* _Written problem_
Give only a count of the lines that include the string "name".
□ □ □ □ □ □ □
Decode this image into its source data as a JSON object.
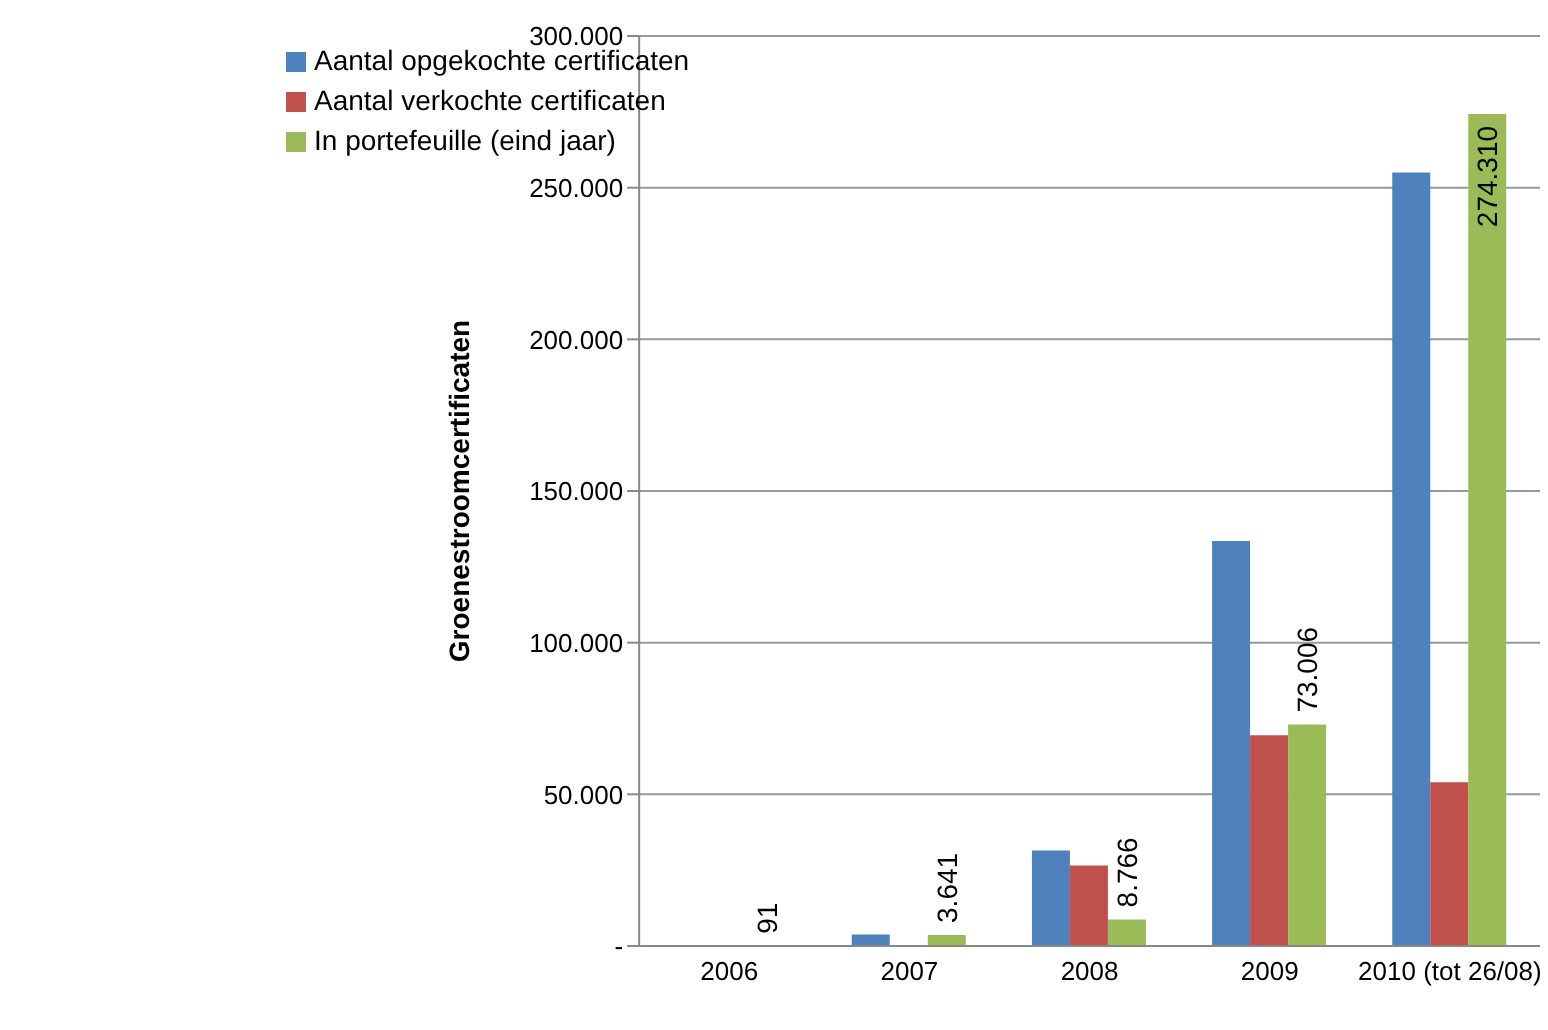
{
  "chart_data": {
    "type": "bar",
    "ylabel": "Groenestroomcertificaten",
    "categories": [
      "2006",
      "2007",
      "2008",
      "2009",
      "2010 (tot 26/08)"
    ],
    "series": [
      {
        "name": "Aantal opgekochte certificaten",
        "color": "#4f81bd",
        "values": [
          300,
          3800,
          31500,
          133500,
          255000
        ]
      },
      {
        "name": "Aantal verkochte certificaten",
        "color": "#c0504d",
        "values": [
          0,
          0,
          26500,
          69500,
          54000
        ]
      },
      {
        "name": "In portefeuille (eind jaar)",
        "color": "#9bbb59",
        "values": [
          91,
          3641,
          8766,
          73006,
          274310
        ],
        "value_labels": [
          "91",
          "3.641",
          "8.766",
          "73.006",
          "274.310"
        ]
      }
    ],
    "ylim": [
      0,
      300000
    ],
    "yticks": [
      {
        "value": 0,
        "label": "-"
      },
      {
        "value": 50000,
        "label": "50.000"
      },
      {
        "value": 100000,
        "label": "100.000"
      },
      {
        "value": 150000,
        "label": "150.000"
      },
      {
        "value": 200000,
        "label": "200.000"
      },
      {
        "value": 250000,
        "label": "250.000"
      },
      {
        "value": 300000,
        "label": "300.000"
      }
    ],
    "grid": "y",
    "legend": "top left"
  }
}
□ □ □ □ □ □ □
* _Finished answer_
3